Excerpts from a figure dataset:
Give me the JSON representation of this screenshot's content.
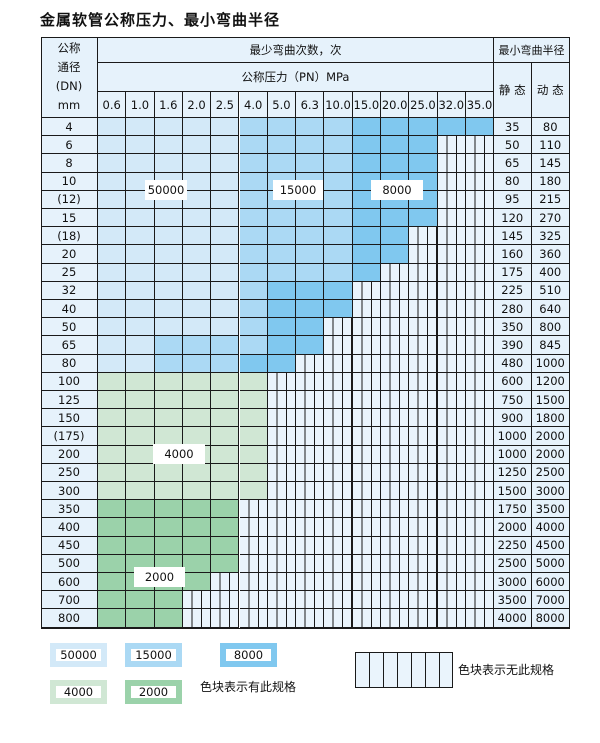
{
  "title": "金属软管公称压力、最小弯曲半径",
  "header": {
    "dn_label_lines": [
      "公称",
      "通径",
      "(DN)",
      "mm"
    ],
    "bend_count": "最少弯曲次数，次",
    "pressure": "公称压力（PN）MPa",
    "min_radius": "最小弯曲半径",
    "static": "静 态",
    "dynamic": "动 态",
    "pressures": [
      "0.6",
      "1.0",
      "1.6",
      "2.0",
      "2.5",
      "4.0",
      "5.0",
      "6.3",
      "10.0",
      "15.0",
      "20.0",
      "25.0",
      "32.0",
      "35.0"
    ]
  },
  "zones": {
    "A": {
      "value": "50000",
      "color": "#d3e9f8"
    },
    "B": {
      "value": "15000",
      "color": "#abd9f4"
    },
    "C": {
      "value": "8000",
      "color": "#80c8ef"
    },
    "D": {
      "value": "4000",
      "color": "#d0e7d4"
    },
    "E": {
      "value": "2000",
      "color": "#9bd2aa"
    }
  },
  "rows": [
    {
      "dn": "4",
      "static": "35",
      "dynamic": "80",
      "cells": "AAAAABBBBCCCCC"
    },
    {
      "dn": "6",
      "static": "50",
      "dynamic": "110",
      "cells": "AAAAABBBBCCC--"
    },
    {
      "dn": "8",
      "static": "65",
      "dynamic": "145",
      "cells": "AAAAABBBBCCC--"
    },
    {
      "dn": "10",
      "static": "80",
      "dynamic": "180",
      "cells": "AAAAABBBBCCC--"
    },
    {
      "dn": "(12)",
      "static": "95",
      "dynamic": "215",
      "cells": "AAAAABBBBCCC--"
    },
    {
      "dn": "15",
      "static": "120",
      "dynamic": "270",
      "cells": "AAAAABBBBCCC--"
    },
    {
      "dn": "(18)",
      "static": "145",
      "dynamic": "325",
      "cells": "AAAAABBBBCC---"
    },
    {
      "dn": "20",
      "static": "160",
      "dynamic": "360",
      "cells": "AAAAABBBBCC---"
    },
    {
      "dn": "25",
      "static": "175",
      "dynamic": "400",
      "cells": "AAAAABBBBC----"
    },
    {
      "dn": "32",
      "static": "225",
      "dynamic": "510",
      "cells": "AAAAABCCC-----"
    },
    {
      "dn": "40",
      "static": "280",
      "dynamic": "640",
      "cells": "AAAAABCCC-----"
    },
    {
      "dn": "50",
      "static": "350",
      "dynamic": "800",
      "cells": "AAAAABCC------"
    },
    {
      "dn": "65",
      "static": "390",
      "dynamic": "845",
      "cells": "AABBBBCC------"
    },
    {
      "dn": "80",
      "static": "480",
      "dynamic": "1000",
      "cells": "AABBBCC-------"
    },
    {
      "dn": "100",
      "static": "600",
      "dynamic": "1200",
      "cells": "DDDDDD--------"
    },
    {
      "dn": "125",
      "static": "750",
      "dynamic": "1500",
      "cells": "DDDDDD--------"
    },
    {
      "dn": "150",
      "static": "900",
      "dynamic": "1800",
      "cells": "DDDDDD--------"
    },
    {
      "dn": "(175)",
      "static": "1000",
      "dynamic": "2000",
      "cells": "DDDDDD--------"
    },
    {
      "dn": "200",
      "static": "1000",
      "dynamic": "2000",
      "cells": "DDDDDD--------"
    },
    {
      "dn": "250",
      "static": "1250",
      "dynamic": "2500",
      "cells": "DDDDDD--------"
    },
    {
      "dn": "300",
      "static": "1500",
      "dynamic": "3000",
      "cells": "DDDDDD--------"
    },
    {
      "dn": "350",
      "static": "1750",
      "dynamic": "3500",
      "cells": "EEEEE---------"
    },
    {
      "dn": "400",
      "static": "2000",
      "dynamic": "4000",
      "cells": "EEEEE---------"
    },
    {
      "dn": "450",
      "static": "2250",
      "dynamic": "4500",
      "cells": "EEEEE---------"
    },
    {
      "dn": "500",
      "static": "2500",
      "dynamic": "5000",
      "cells": "EEEEE---------"
    },
    {
      "dn": "600",
      "static": "3000",
      "dynamic": "6000",
      "cells": "EEEE----------"
    },
    {
      "dn": "700",
      "static": "3500",
      "dynamic": "7000",
      "cells": "EEE-----------"
    },
    {
      "dn": "800",
      "static": "4000",
      "dynamic": "8000",
      "cells": "EEE-----------"
    }
  ],
  "legend": {
    "has_spec": "色块表示有此规格",
    "no_spec": "色块表示无此规格"
  }
}
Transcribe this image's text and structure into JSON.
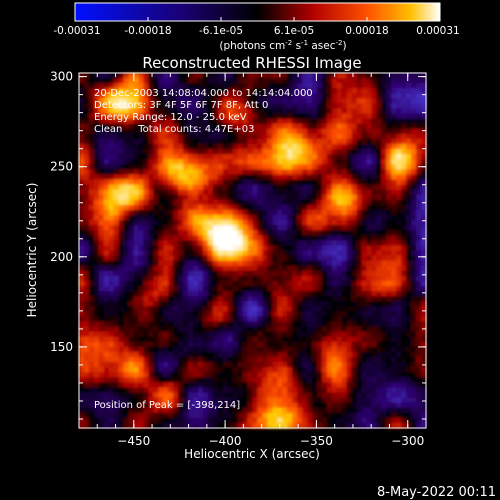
{
  "chart_data": {
    "type": "heatmap",
    "title": "Reconstructed RHESSI Image",
    "xlabel": "Heliocentric X (arcsec)",
    "ylabel": "Heliocentric Y (arcsec)",
    "xlim": [
      -480,
      -290
    ],
    "ylim": [
      105,
      302
    ],
    "xticks": [
      -450,
      -400,
      -350,
      -300
    ],
    "yticks": [
      150,
      200,
      250,
      300
    ],
    "colorbar": {
      "min": -0.00031,
      "max": 0.00031,
      "ticks": [
        "-0.00031",
        "-0.00018",
        "-6.1e-05",
        "6.1e-05",
        "0.00018",
        "0.00031"
      ],
      "unit_prefix": "(photons cm",
      "unit_suffix": " asec"
    },
    "info_lines": [
      "20-Dec-2003 14:08:04.000 to 14:14:04.000",
      "Detectors: 3F 4F 5F 6F 7F 8F, Att 0",
      "Energy Range: 12.0 - 25.0 keV",
      "Clean     Total counts: 4.47E+03"
    ],
    "peak_label": "Position of Peak = [-398,214]",
    "sources": [
      {
        "x": -400,
        "y": 213,
        "intensity": 1.0
      },
      {
        "x": -420,
        "y": 245,
        "intensity": 0.85
      },
      {
        "x": -455,
        "y": 233,
        "intensity": 0.6
      },
      {
        "x": -370,
        "y": 120,
        "intensity": 0.95
      },
      {
        "x": -345,
        "y": 140,
        "intensity": 0.55
      },
      {
        "x": -460,
        "y": 285,
        "intensity": 0.75
      },
      {
        "x": -395,
        "y": 280,
        "intensity": 0.6
      },
      {
        "x": -335,
        "y": 225,
        "intensity": 0.65
      },
      {
        "x": -360,
        "y": 262,
        "intensity": 0.55
      },
      {
        "x": -440,
        "y": 175,
        "intensity": 0.5
      },
      {
        "x": -465,
        "y": 140,
        "intensity": 0.5
      },
      {
        "x": -320,
        "y": 185,
        "intensity": 0.45
      },
      {
        "x": -410,
        "y": 160,
        "intensity": 0.4
      },
      {
        "x": -300,
        "y": 255,
        "intensity": 0.5
      },
      {
        "x": -430,
        "y": 125,
        "intensity": 0.4
      }
    ]
  },
  "footer": {
    "timestamp": "8-May-2022 00:11"
  }
}
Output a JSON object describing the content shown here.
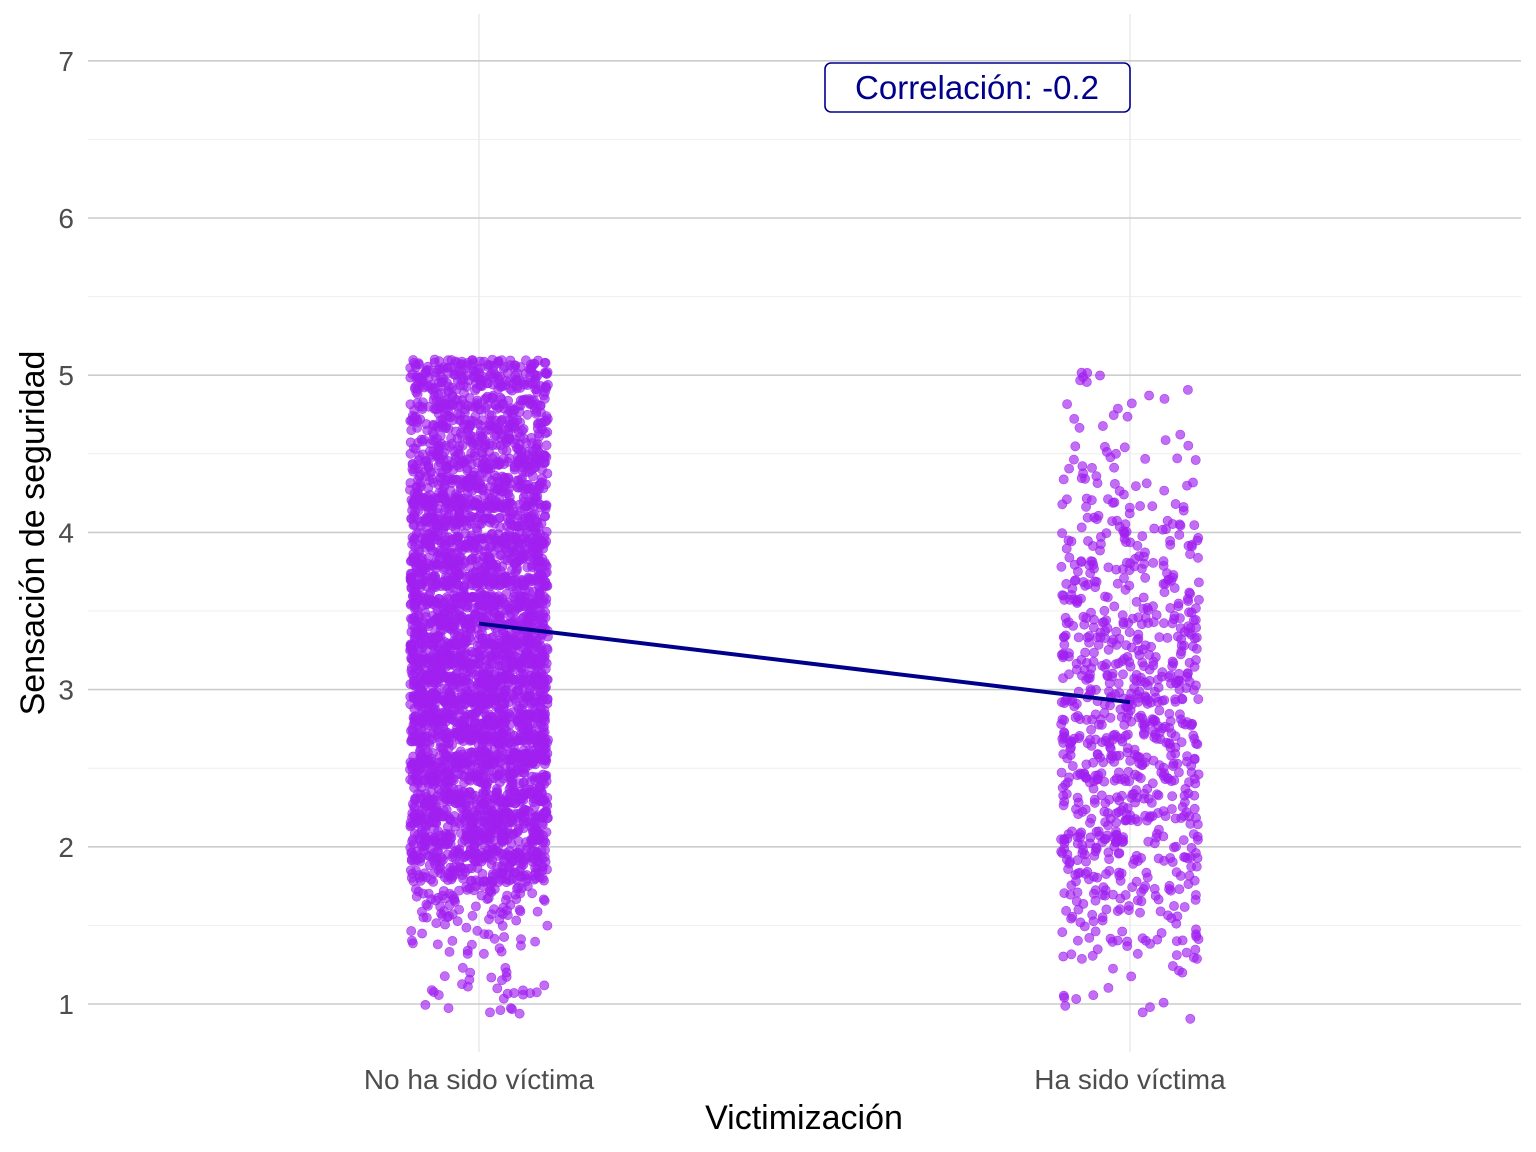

**GIVEN PROBLEM:**
Transcribe each entry precisely as given, leaving the pictures out.

**WRITTEN SOLUTION:**
Give me the JSON representation of this screenshot's content.
{
  "title": "金属软管公称压力、最小弯曲半径",
  "header": {
    "dn_label_lines": [
      "公称",
      "通径",
      "(DN)",
      "mm"
    ],
    "bend_count": "最少弯曲次数，次",
    "pressure": "公称压力（PN）MPa",
    "min_radius": "最小弯曲半径",
    "static": "静 态",
    "dynamic": "动 态",
    "pressures": [
      "0.6",
      "1.0",
      "1.6",
      "2.0",
      "2.5",
      "4.0",
      "5.0",
      "6.3",
      "10.0",
      "15.0",
      "20.0",
      "25.0",
      "32.0",
      "35.0"
    ]
  },
  "zones": {
    "A": {
      "value": "50000",
      "color": "#d3e9f8"
    },
    "B": {
      "value": "15000",
      "color": "#abd9f4"
    },
    "C": {
      "value": "8000",
      "color": "#80c8ef"
    },
    "D": {
      "value": "4000",
      "color": "#d0e7d4"
    },
    "E": {
      "value": "2000",
      "color": "#9bd2aa"
    }
  },
  "rows": [
    {
      "dn": "4",
      "static": "35",
      "dynamic": "80",
      "cells": "AAAAABBBBCCCCC"
    },
    {
      "dn": "6",
      "static": "50",
      "dynamic": "110",
      "cells": "AAAAABBBBCCC--"
    },
    {
      "dn": "8",
      "static": "65",
      "dynamic": "145",
      "cells": "AAAAABBBBCCC--"
    },
    {
      "dn": "10",
      "static": "80",
      "dynamic": "180",
      "cells": "AAAAABBBBCCC--"
    },
    {
      "dn": "(12)",
      "static": "95",
      "dynamic": "215",
      "cells": "AAAAABBBBCCC--"
    },
    {
      "dn": "15",
      "static": "120",
      "dynamic": "270",
      "cells": "AAAAABBBBCCC--"
    },
    {
      "dn": "(18)",
      "static": "145",
      "dynamic": "325",
      "cells": "AAAAABBBBCC---"
    },
    {
      "dn": "20",
      "static": "160",
      "dynamic": "360",
      "cells": "AAAAABBBBCC---"
    },
    {
      "dn": "25",
      "static": "175",
      "dynamic": "400",
      "cells": "AAAAABBBBC----"
    },
    {
      "dn": "32",
      "static": "225",
      "dynamic": "510",
      "cells": "AAAAABCCC-----"
    },
    {
      "dn": "40",
      "static": "280",
      "dynamic": "640",
      "cells": "AAAAABCCC-----"
    },
    {
      "dn": "50",
      "static": "350",
      "dynamic": "800",
      "cells": "AAAAABCC------"
    },
    {
      "dn": "65",
      "static": "390",
      "dynamic": "845",
      "cells": "AABBBBCC------"
    },
    {
      "dn": "80",
      "static": "480",
      "dynamic": "1000",
      "cells": "AABBBCC-------"
    },
    {
      "dn": "100",
      "static": "600",
      "dynamic": "1200",
      "cells": "DDDDDD--------"
    },
    {
      "dn": "125",
      "static": "750",
      "dynamic": "1500",
      "cells": "DDDDDD--------"
    },
    {
      "dn": "150",
      "static": "900",
      "dynamic": "1800",
      "cells": "DDDDDD--------"
    },
    {
      "dn": "(175)",
      "static": "1000",
      "dynamic": "2000",
      "cells": "DDDDDD--------"
    },
    {
      "dn": "200",
      "static": "1000",
      "dynamic": "2000",
      "cells": "DDDDDD--------"
    },
    {
      "dn": "250",
      "static": "1250",
      "dynamic": "2500",
      "cells": "DDDDDD--------"
    },
    {
      "dn": "300",
      "static": "1500",
      "dynamic": "3000",
      "cells": "DDDDDD--------"
    },
    {
      "dn": "350",
      "static": "1750",
      "dynamic": "3500",
      "cells": "EEEEE---------"
    },
    {
      "dn": "400",
      "static": "2000",
      "dynamic": "4000",
      "cells": "EEEEE---------"
    },
    {
      "dn": "450",
      "static": "2250",
      "dynamic": "4500",
      "cells": "EEEEE---------"
    },
    {
      "dn": "500",
      "static": "2500",
      "dynamic": "5000",
      "cells": "EEEEE---------"
    },
    {
      "dn": "600",
      "static": "3000",
      "dynamic": "6000",
      "cells": "EEEE----------"
    },
    {
      "dn": "700",
      "static": "3500",
      "dynamic": "7000",
      "cells": "EEE-----------"
    },
    {
      "dn": "800",
      "static": "4000",
      "dynamic": "8000",
      "cells": "EEE-----------"
    }
  ],
  "legend": {
    "has_spec": "色块表示有此规格",
    "no_spec": "色块表示无此规格"
  }
}
Transcribe this image's text and structure into JSON.
{
  "chart_data": {
    "type": "heatmap",
    "title": "Reconstructed RHESSI Image",
    "xlabel": "Heliocentric X (arcsec)",
    "ylabel": "Heliocentric Y (arcsec)",
    "xlim": [
      -480,
      -290
    ],
    "ylim": [
      105,
      302
    ],
    "xticks": [
      -450,
      -400,
      -350,
      -300
    ],
    "yticks": [
      150,
      200,
      250,
      300
    ],
    "colorbar": {
      "min": -0.00031,
      "max": 0.00031,
      "ticks": [
        "-0.00031",
        "-0.00018",
        "-6.1e-05",
        "6.1e-05",
        "0.00018",
        "0.00031"
      ],
      "unit_prefix": "(photons cm",
      "unit_suffix": " asec"
    },
    "info_lines": [
      "20-Dec-2003 14:08:04.000 to 14:14:04.000",
      "Detectors: 3F 4F 5F 6F 7F 8F, Att 0",
      "Energy Range: 12.0 - 25.0 keV",
      "Clean     Total counts: 4.47E+03"
    ],
    "peak_label": "Position of Peak = [-398,214]",
    "sources": [
      {
        "x": -400,
        "y": 213,
        "intensity": 1.0
      },
      {
        "x": -420,
        "y": 245,
        "intensity": 0.85
      },
      {
        "x": -455,
        "y": 233,
        "intensity": 0.6
      },
      {
        "x": -370,
        "y": 120,
        "intensity": 0.95
      },
      {
        "x": -345,
        "y": 140,
        "intensity": 0.55
      },
      {
        "x": -460,
        "y": 285,
        "intensity": 0.75
      },
      {
        "x": -395,
        "y": 280,
        "intensity": 0.6
      },
      {
        "x": -335,
        "y": 225,
        "intensity": 0.65
      },
      {
        "x": -360,
        "y": 262,
        "intensity": 0.55
      },
      {
        "x": -440,
        "y": 175,
        "intensity": 0.5
      },
      {
        "x": -465,
        "y": 140,
        "intensity": 0.5
      },
      {
        "x": -320,
        "y": 185,
        "intensity": 0.45
      },
      {
        "x": -410,
        "y": 160,
        "intensity": 0.4
      },
      {
        "x": -300,
        "y": 255,
        "intensity": 0.5
      },
      {
        "x": -430,
        "y": 125,
        "intensity": 0.4
      }
    ]
  },
  "footer": {
    "timestamp": "8-May-2022 00:11"
  }
}
Output a JSON object describing the content shown here.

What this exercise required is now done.